Figure dataset records
>>>

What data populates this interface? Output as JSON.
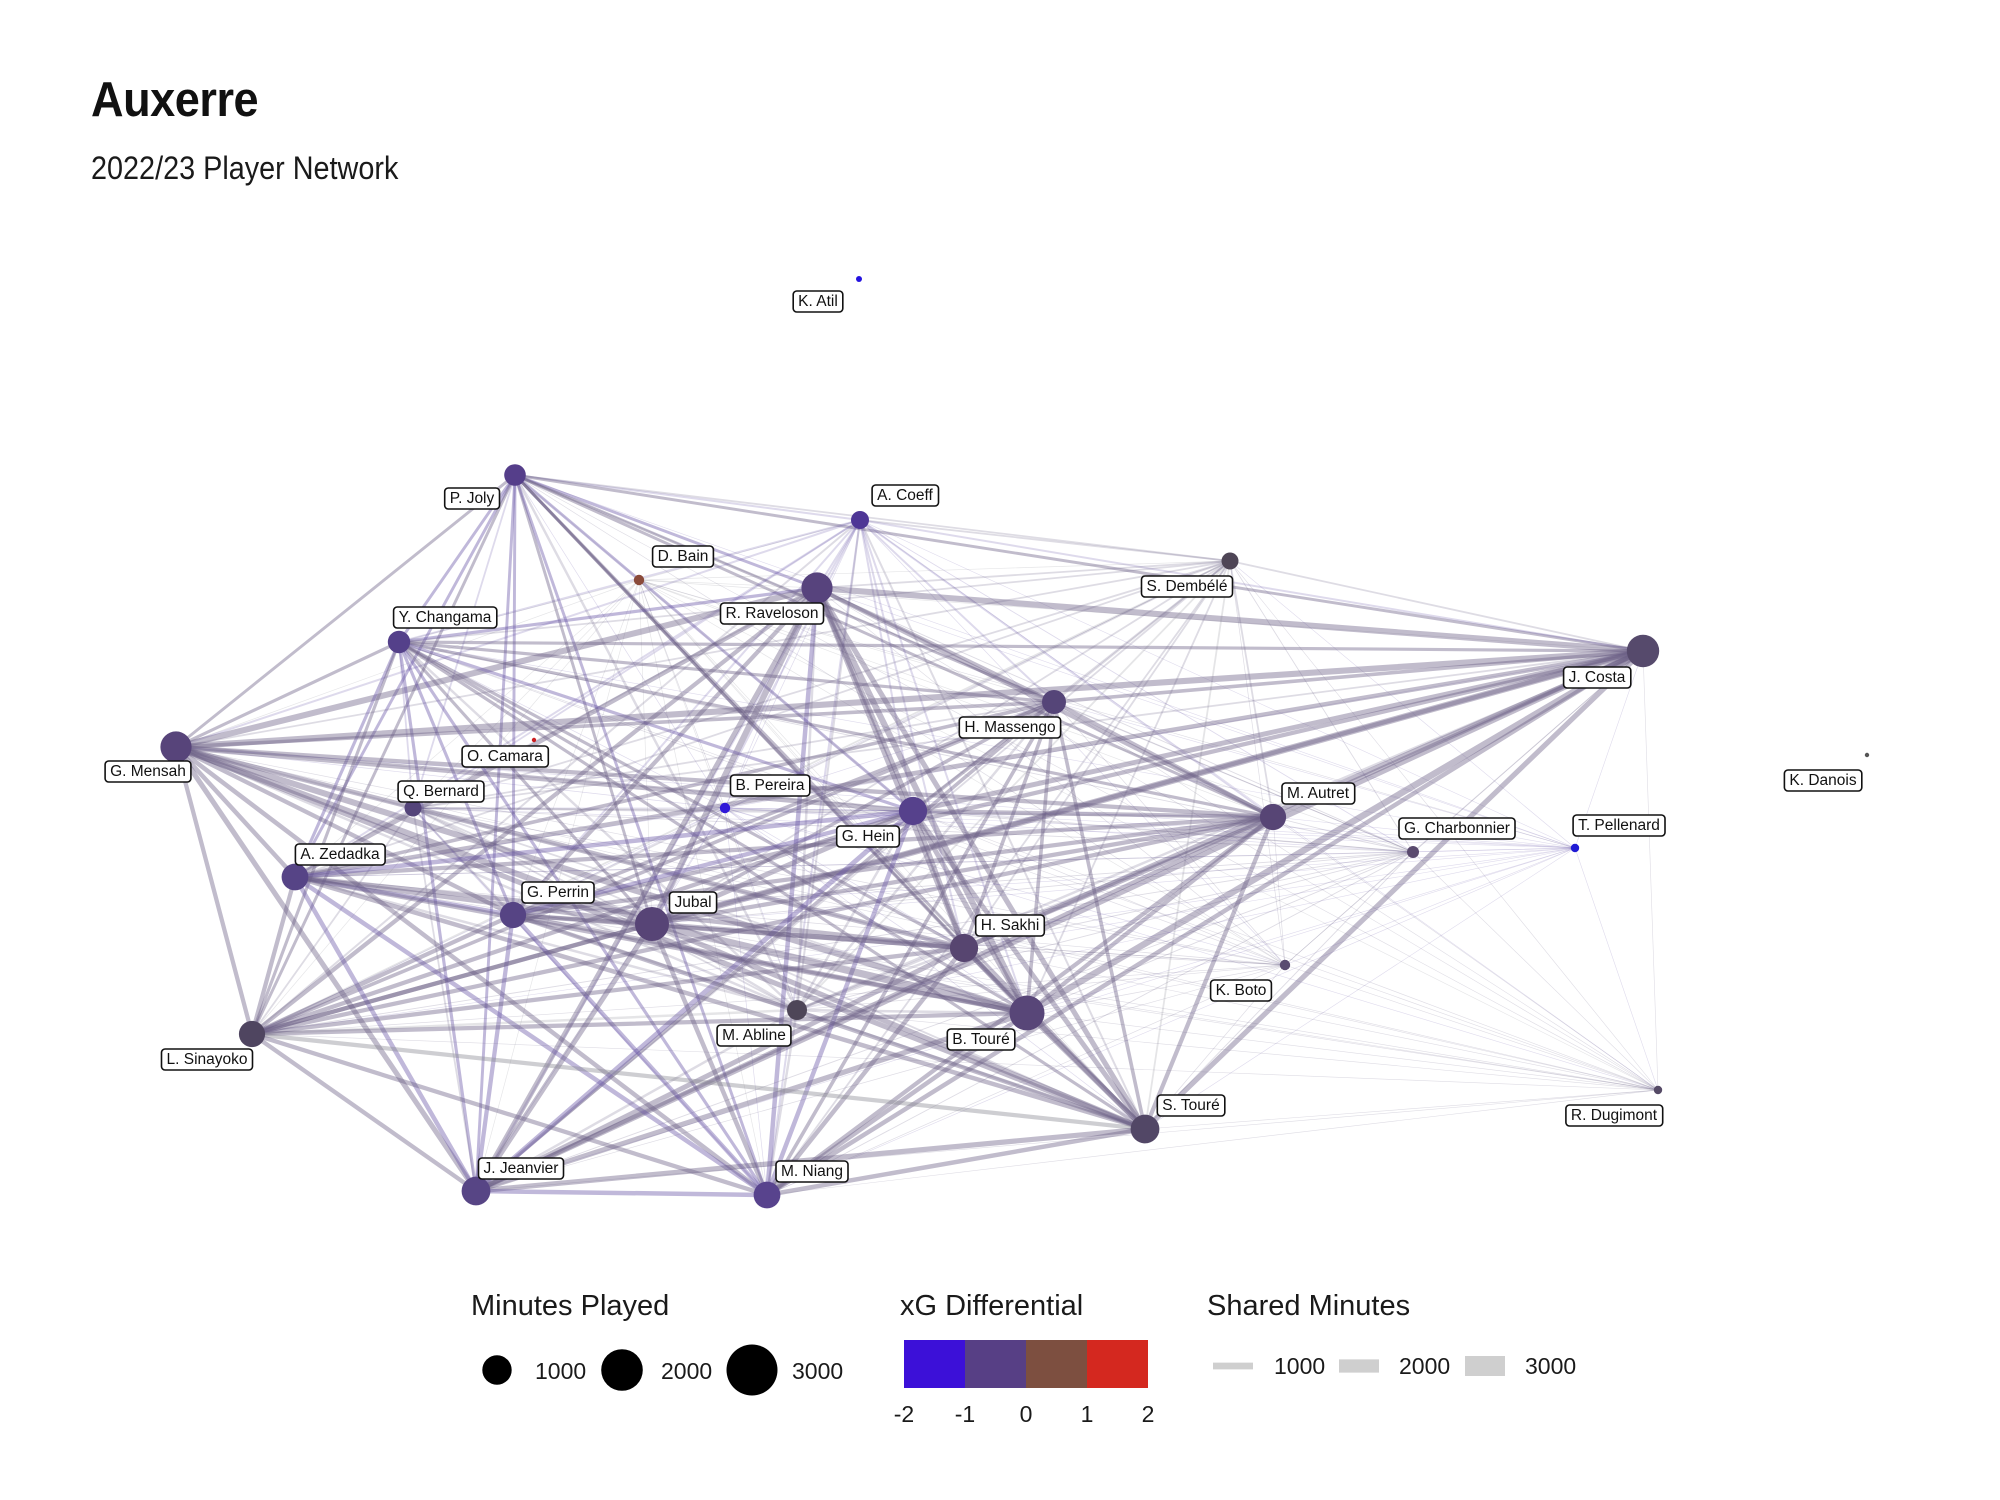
{
  "title": "Auxerre",
  "subtitle": "2022/23 Player Network",
  "colors": {
    "neg2": "#3c10d8",
    "neg1": "#573f85",
    "zero": "#7d4f40",
    "pos1": "#d4281f",
    "edge_gray": "#a9a6ab",
    "node_default": "#4d3f6b"
  },
  "nodes": [
    {
      "name": "K. Atil",
      "minutes": 100,
      "xg": -2.0,
      "color": "#2412e0"
    },
    {
      "name": "P. Joly",
      "minutes": 1300,
      "xg": -0.9,
      "color": "#553e8a"
    },
    {
      "name": "A. Coeff",
      "minutes": 900,
      "xg": -1.1,
      "color": "#4e3696"
    },
    {
      "name": "D. Bain",
      "minutes": 300,
      "xg": 0.5,
      "color": "#8a4a3a"
    },
    {
      "name": "R. Raveloson",
      "minutes": 2700,
      "xg": -0.7,
      "color": "#57437d"
    },
    {
      "name": "S. Dembélé",
      "minutes": 800,
      "xg": -0.3,
      "color": "#4e4556"
    },
    {
      "name": "Y. Changama",
      "minutes": 1400,
      "xg": -0.9,
      "color": "#54408a"
    },
    {
      "name": "J. Costa",
      "minutes": 2900,
      "xg": -0.5,
      "color": "#564a6c"
    },
    {
      "name": "H. Massengo",
      "minutes": 1600,
      "xg": -0.6,
      "color": "#554578"
    },
    {
      "name": "G. Mensah",
      "minutes": 2700,
      "xg": -0.6,
      "color": "#57447a"
    },
    {
      "name": "O. Camara",
      "minutes": 50,
      "xg": 1.8,
      "color": "#cc1f22"
    },
    {
      "name": "Q. Bernard",
      "minutes": 800,
      "xg": -0.7,
      "color": "#54447a"
    },
    {
      "name": "B. Pereira",
      "minutes": 300,
      "xg": -1.8,
      "color": "#3018d8"
    },
    {
      "name": "K. Danois",
      "minutes": 10,
      "xg": -0.2,
      "color": "#555555"
    },
    {
      "name": "M. Autret",
      "minutes": 1900,
      "xg": -0.6,
      "color": "#574575"
    },
    {
      "name": "G. Hein",
      "minutes": 2200,
      "xg": -0.8,
      "color": "#56418c"
    },
    {
      "name": "G. Charbonnier",
      "minutes": 400,
      "xg": -0.6,
      "color": "#5a4a6e"
    },
    {
      "name": "T. Pellenard",
      "minutes": 200,
      "xg": -1.9,
      "color": "#1f1ad4"
    },
    {
      "name": "A. Zedadka",
      "minutes": 2000,
      "xg": -0.8,
      "color": "#564486"
    },
    {
      "name": "G. Perrin",
      "minutes": 1900,
      "xg": -0.8,
      "color": "#564484"
    },
    {
      "name": "Jubal",
      "minutes": 3200,
      "xg": -0.6,
      "color": "#574476"
    },
    {
      "name": "H. Sakhi",
      "minutes": 2200,
      "xg": -0.5,
      "color": "#574570"
    },
    {
      "name": "K. Boto",
      "minutes": 300,
      "xg": -0.5,
      "color": "#594b70"
    },
    {
      "name": "M. Abline",
      "minutes": 1100,
      "xg": -0.4,
      "color": "#4e4658"
    },
    {
      "name": "B. Touré",
      "minutes": 3400,
      "xg": -0.6,
      "color": "#584678"
    },
    {
      "name": "L. Sinayoko",
      "minutes": 1900,
      "xg": -0.3,
      "color": "#4f4560"
    },
    {
      "name": "S. Touré",
      "minutes": 2300,
      "xg": -0.4,
      "color": "#524766"
    },
    {
      "name": "R. Dugimont",
      "minutes": 200,
      "xg": -0.5,
      "color": "#554a66"
    },
    {
      "name": "J. Jeanvier",
      "minutes": 2300,
      "xg": -0.8,
      "color": "#574585"
    },
    {
      "name": "M. Niang",
      "minutes": 2000,
      "xg": -0.9,
      "color": "#58438d"
    }
  ],
  "legend": {
    "minutes": {
      "title": "Minutes Played",
      "items": [
        {
          "label": "1000",
          "value": 1000
        },
        {
          "label": "2000",
          "value": 2000
        },
        {
          "label": "3000",
          "value": 3000
        }
      ]
    },
    "xg": {
      "title": "xG Differential",
      "ticks": [
        "-2",
        "-1",
        "0",
        "1",
        "2"
      ],
      "blocks": [
        "#3c10d8",
        "#573f85",
        "#7d4f40",
        "#d4281f"
      ]
    },
    "shared": {
      "title": "Shared Minutes",
      "items": [
        {
          "label": "1000",
          "value": 1000
        },
        {
          "label": "2000",
          "value": 2000
        },
        {
          "label": "3000",
          "value": 3000
        }
      ]
    }
  }
}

<<<

• WHAT YOU NEED TO DO:
Copy the material shown above in full and exactly. Skip the pictures.

• ANSWER TO THE EXERCISE:
What data populates this interface? Output as JSON.
{
  "title": "Auxerre",
  "subtitle": "2022/23 Player Network",
  "colors": {
    "neg2": "#3c10d8",
    "neg1": "#573f85",
    "zero": "#7d4f40",
    "pos1": "#d4281f",
    "edge_gray": "#a9a6ab",
    "node_default": "#4d3f6b"
  },
  "nodes": [
    {
      "name": "K. Atil",
      "minutes": 100,
      "xg": -2.0,
      "color": "#2412e0"
    },
    {
      "name": "P. Joly",
      "minutes": 1300,
      "xg": -0.9,
      "color": "#553e8a"
    },
    {
      "name": "A. Coeff",
      "minutes": 900,
      "xg": -1.1,
      "color": "#4e3696"
    },
    {
      "name": "D. Bain",
      "minutes": 300,
      "xg": 0.5,
      "color": "#8a4a3a"
    },
    {
      "name": "R. Raveloson",
      "minutes": 2700,
      "xg": -0.7,
      "color": "#57437d"
    },
    {
      "name": "S. Dembélé",
      "minutes": 800,
      "xg": -0.3,
      "color": "#4e4556"
    },
    {
      "name": "Y. Changama",
      "minutes": 1400,
      "xg": -0.9,
      "color": "#54408a"
    },
    {
      "name": "J. Costa",
      "minutes": 2900,
      "xg": -0.5,
      "color": "#564a6c"
    },
    {
      "name": "H. Massengo",
      "minutes": 1600,
      "xg": -0.6,
      "color": "#554578"
    },
    {
      "name": "G. Mensah",
      "minutes": 2700,
      "xg": -0.6,
      "color": "#57447a"
    },
    {
      "name": "O. Camara",
      "minutes": 50,
      "xg": 1.8,
      "color": "#cc1f22"
    },
    {
      "name": "Q. Bernard",
      "minutes": 800,
      "xg": -0.7,
      "color": "#54447a"
    },
    {
      "name": "B. Pereira",
      "minutes": 300,
      "xg": -1.8,
      "color": "#3018d8"
    },
    {
      "name": "K. Danois",
      "minutes": 10,
      "xg": -0.2,
      "color": "#555555"
    },
    {
      "name": "M. Autret",
      "minutes": 1900,
      "xg": -0.6,
      "color": "#574575"
    },
    {
      "name": "G. Hein",
      "minutes": 2200,
      "xg": -0.8,
      "color": "#56418c"
    },
    {
      "name": "G. Charbonnier",
      "minutes": 400,
      "xg": -0.6,
      "color": "#5a4a6e"
    },
    {
      "name": "T. Pellenard",
      "minutes": 200,
      "xg": -1.9,
      "color": "#1f1ad4"
    },
    {
      "name": "A. Zedadka",
      "minutes": 2000,
      "xg": -0.8,
      "color": "#564486"
    },
    {
      "name": "G. Perrin",
      "minutes": 1900,
      "xg": -0.8,
      "color": "#564484"
    },
    {
      "name": "Jubal",
      "minutes": 3200,
      "xg": -0.6,
      "color": "#574476"
    },
    {
      "name": "H. Sakhi",
      "minutes": 2200,
      "xg": -0.5,
      "color": "#574570"
    },
    {
      "name": "K. Boto",
      "minutes": 300,
      "xg": -0.5,
      "color": "#594b70"
    },
    {
      "name": "M. Abline",
      "minutes": 1100,
      "xg": -0.4,
      "color": "#4e4658"
    },
    {
      "name": "B. Touré",
      "minutes": 3400,
      "xg": -0.6,
      "color": "#584678"
    },
    {
      "name": "L. Sinayoko",
      "minutes": 1900,
      "xg": -0.3,
      "color": "#4f4560"
    },
    {
      "name": "S. Touré",
      "minutes": 2300,
      "xg": -0.4,
      "color": "#524766"
    },
    {
      "name": "R. Dugimont",
      "minutes": 200,
      "xg": -0.5,
      "color": "#554a66"
    },
    {
      "name": "J. Jeanvier",
      "minutes": 2300,
      "xg": -0.8,
      "color": "#574585"
    },
    {
      "name": "M. Niang",
      "minutes": 2000,
      "xg": -0.9,
      "color": "#58438d"
    }
  ],
  "legend": {
    "minutes": {
      "title": "Minutes Played",
      "items": [
        {
          "label": "1000",
          "value": 1000
        },
        {
          "label": "2000",
          "value": 2000
        },
        {
          "label": "3000",
          "value": 3000
        }
      ]
    },
    "xg": {
      "title": "xG Differential",
      "ticks": [
        "-2",
        "-1",
        "0",
        "1",
        "2"
      ],
      "blocks": [
        "#3c10d8",
        "#573f85",
        "#7d4f40",
        "#d4281f"
      ]
    },
    "shared": {
      "title": "Shared Minutes",
      "items": [
        {
          "label": "1000",
          "value": 1000
        },
        {
          "label": "2000",
          "value": 2000
        },
        {
          "label": "3000",
          "value": 3000
        }
      ]
    }
  }
}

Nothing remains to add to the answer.